Working data ::
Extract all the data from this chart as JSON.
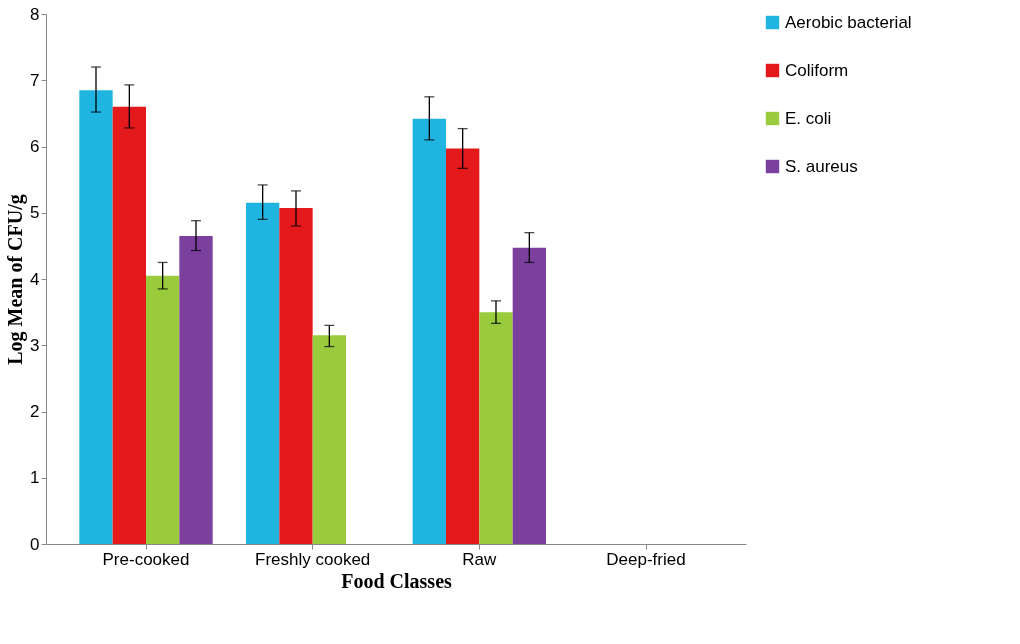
{
  "chart_data": {
    "type": "bar",
    "xlabel": "Food Classes",
    "ylabel": "Log Mean of CFU/g",
    "categories": [
      "Pre-cooked",
      "Freshly cooked",
      "Raw",
      "Deep-fried"
    ],
    "series": [
      {
        "name": "Aerobic bacterial",
        "color": "#1fb5e0",
        "values": [
          6.85,
          5.15,
          6.42,
          0
        ],
        "errors": [
          [
            6.52,
            7.2
          ],
          [
            4.9,
            5.42
          ],
          [
            6.1,
            6.75
          ],
          null
        ]
      },
      {
        "name": "Coliform",
        "color": "#e3191c",
        "values": [
          6.6,
          5.07,
          5.97,
          0
        ],
        "errors": [
          [
            6.28,
            6.93
          ],
          [
            4.8,
            5.33
          ],
          [
            5.67,
            6.27
          ],
          null
        ]
      },
      {
        "name": "E. coli",
        "color": "#9acb3c",
        "values": [
          4.05,
          3.15,
          3.5,
          0
        ],
        "errors": [
          [
            3.85,
            4.25
          ],
          [
            2.98,
            3.3
          ],
          [
            3.33,
            3.67
          ],
          null
        ]
      },
      {
        "name": "S. aureus",
        "color": "#7b3f9e",
        "values": [
          4.65,
          0,
          4.47,
          0
        ],
        "errors": [
          [
            4.43,
            4.88
          ],
          null,
          [
            4.25,
            4.7
          ],
          null
        ]
      }
    ],
    "ylim": [
      0,
      8
    ],
    "yticks": [
      0,
      1,
      2,
      3,
      4,
      5,
      6,
      7,
      8
    ],
    "grid": false,
    "legend": "right"
  }
}
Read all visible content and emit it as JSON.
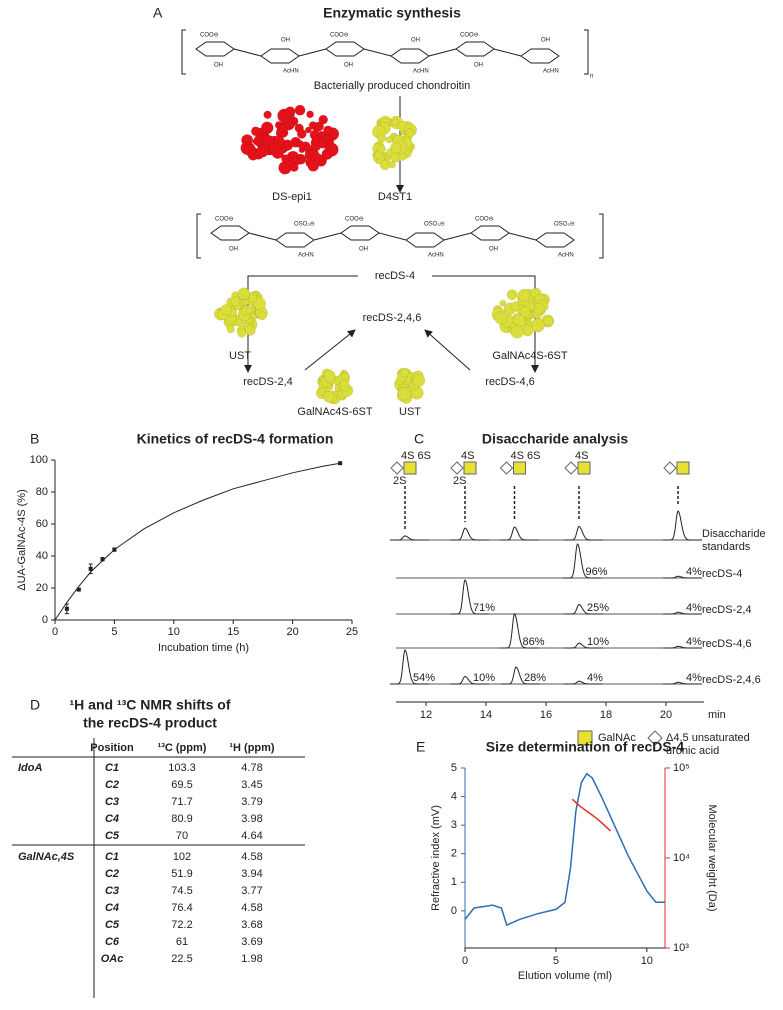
{
  "panel_a": {
    "letter": "A",
    "title": "Enzymatic synthesis",
    "substrate": "Bacterially produced chondroitin",
    "repeat": "n",
    "ring_labels": {
      "carboxyl": "COO⊖",
      "hydroxyl": "OH",
      "acetamido": "AcHN",
      "sulfate": "OSO₃⊖"
    },
    "epimerase": "DS-epi1",
    "sulfotransferase": "D4ST1",
    "product": "recDS-4",
    "left_enzyme": "UST",
    "right_enzyme": "GalNAc4S-6ST",
    "left_product": "recDS-2,4",
    "right_product": "recDS-4,6",
    "final_product": "recDS-2,4,6",
    "left_final_enzyme": "GalNAc4S-6ST",
    "right_final_enzyme": "UST"
  },
  "chart_data": [
    {
      "type": "scatter",
      "letter": "B",
      "title": "Kinetics of recDS-4 formation",
      "xlabel": "Incubation time (h)",
      "ylabel": "ΔUA-GalNAc-4S (%)",
      "xlim": [
        0,
        25
      ],
      "ylim": [
        0,
        100
      ],
      "xticks": [
        0,
        5,
        10,
        15,
        20,
        25
      ],
      "yticks": [
        0,
        20,
        40,
        60,
        80,
        100
      ],
      "series": [
        {
          "style": "points",
          "color": "#222222",
          "x": [
            1,
            2,
            3,
            4,
            5,
            24
          ],
          "values": [
            7,
            19,
            32,
            38,
            44,
            98
          ],
          "errors": [
            3,
            0.5,
            3,
            1,
            1,
            0.5
          ]
        },
        {
          "style": "line",
          "color": "#222222",
          "x": [
            0,
            1,
            2,
            3,
            4,
            5,
            7.5,
            10,
            12.5,
            15,
            17.5,
            20,
            22.5,
            24
          ],
          "values": [
            0,
            11,
            21,
            30,
            37,
            44,
            57,
            67,
            75,
            82,
            87,
            92,
            96,
            98
          ]
        }
      ]
    },
    {
      "type": "chromatogram",
      "letter": "C",
      "title": "Disaccharide analysis",
      "xlim": [
        11,
        21
      ],
      "xticks": [
        12,
        14,
        16,
        18,
        20
      ],
      "xunit": "min",
      "standard_top": [
        "4S 6S",
        "4S",
        "4S 6S",
        "4S",
        null
      ],
      "standard_bottom": [
        "2S",
        "2S",
        null,
        null,
        null
      ],
      "series": [
        {
          "name": [
            "Disaccharide",
            "standards"
          ],
          "x": [
            11.3,
            13.3,
            14.95,
            17.1,
            20.4
          ],
          "values": [
            12,
            35,
            38,
            40,
            85
          ]
        },
        {
          "name": "recDS-4",
          "x": [
            17.05,
            20.4
          ],
          "values": [
            100,
            5
          ],
          "labels": [
            "96%",
            "4%"
          ]
        },
        {
          "name": "recDS-2,4",
          "x": [
            13.3,
            17.1,
            20.4
          ],
          "values": [
            100,
            28,
            5
          ],
          "labels": [
            "71%",
            "25%",
            "4%"
          ]
        },
        {
          "name": "recDS-4,6",
          "x": [
            14.95,
            17.1,
            20.4
          ],
          "values": [
            100,
            14,
            5
          ],
          "labels": [
            "86%",
            "10%",
            "4%"
          ]
        },
        {
          "name": "recDS-2,4,6",
          "x": [
            11.3,
            13.3,
            15.0,
            17.1,
            20.4
          ],
          "values": [
            100,
            22,
            50,
            8,
            5
          ],
          "labels": [
            "54%",
            "10%",
            "28%",
            "4%",
            "4%"
          ]
        }
      ],
      "legend": [
        {
          "name": "GalNAc",
          "shape": "square",
          "color": "#e6e232"
        },
        {
          "name": [
            "Δ4,5 unsaturated",
            "uronic acid"
          ],
          "shape": "diamond",
          "color": "#ffffff"
        }
      ]
    },
    {
      "type": "line",
      "letter": "E",
      "title": "Size determination of recDS-4",
      "xlabel": "Elution volume (ml)",
      "ylabel": "Refractive index (mV)",
      "y2label": "Molecular weight (Da)",
      "xlim": [
        0,
        11
      ],
      "xticks": [
        0,
        5,
        10
      ],
      "ylim": [
        -1.3,
        5
      ],
      "yticks": [
        0,
        1,
        2,
        3,
        4,
        5
      ],
      "y2lim": [
        1000,
        100000
      ],
      "y2log": true,
      "y2ticks": [
        {
          "value": 1000,
          "label": "10³"
        },
        {
          "value": 10000,
          "label": "10⁴"
        },
        {
          "value": 100000,
          "label": "10⁵"
        }
      ],
      "ycolor": "#2e6db4",
      "y2color": "#e0312a",
      "series": [
        {
          "color": "#2e6db4",
          "x": [
            0,
            0.5,
            1,
            1.5,
            2,
            2.3,
            3,
            4,
            5,
            5.5,
            5.8,
            6.1,
            6.4,
            6.7,
            7,
            7.5,
            8,
            8.5,
            9,
            9.5,
            10,
            10.5,
            11
          ],
          "values": [
            -0.3,
            0.1,
            0.15,
            0.2,
            0.1,
            -0.5,
            -0.3,
            -0.1,
            0.05,
            0.3,
            1.5,
            3.5,
            4.5,
            4.8,
            4.65,
            4.0,
            3.3,
            2.6,
            1.9,
            1.3,
            0.7,
            0.3,
            0.3
          ]
        },
        {
          "color": "#e0312a",
          "axis": "y2",
          "x": [
            5.9,
            6.3,
            6.8,
            7.3,
            8
          ],
          "values": [
            45000,
            38000,
            32000,
            27000,
            20000
          ]
        }
      ]
    }
  ],
  "table": {
    "letter": "D",
    "title": [
      "¹H and ¹³C NMR shifts of",
      "the recDS-4 product"
    ],
    "header": [
      "Position",
      "¹³C (ppm)",
      "¹H (ppm)"
    ],
    "groups": [
      {
        "name": "IdoA",
        "rows": [
          [
            "C1",
            "103.3",
            "4.78"
          ],
          [
            "C2",
            "69.5",
            "3.45"
          ],
          [
            "C3",
            "71.7",
            "3.79"
          ],
          [
            "C4",
            "80.9",
            "3.98"
          ],
          [
            "C5",
            "70",
            "4.64"
          ]
        ]
      },
      {
        "name": "GalNAc,4S",
        "rows": [
          [
            "C1",
            "102",
            "4.58"
          ],
          [
            "C2",
            "51.9",
            "3.94"
          ],
          [
            "C3",
            "74.5",
            "3.77"
          ],
          [
            "C4",
            "76.4",
            "4.58"
          ],
          [
            "C5",
            "72.2",
            "3.68"
          ],
          [
            "C6",
            "61",
            "3.69"
          ],
          [
            "OAc",
            "22.5",
            "1.98"
          ]
        ]
      }
    ]
  }
}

What is required :: Your response should be made up of the lines in the data that contain the word "xlabel".

Answer to this task ::
    "xlabel": "Food Classes",
      "xlabel": "Incubation time (h)",
      "xlabel": "Elution volume (ml)",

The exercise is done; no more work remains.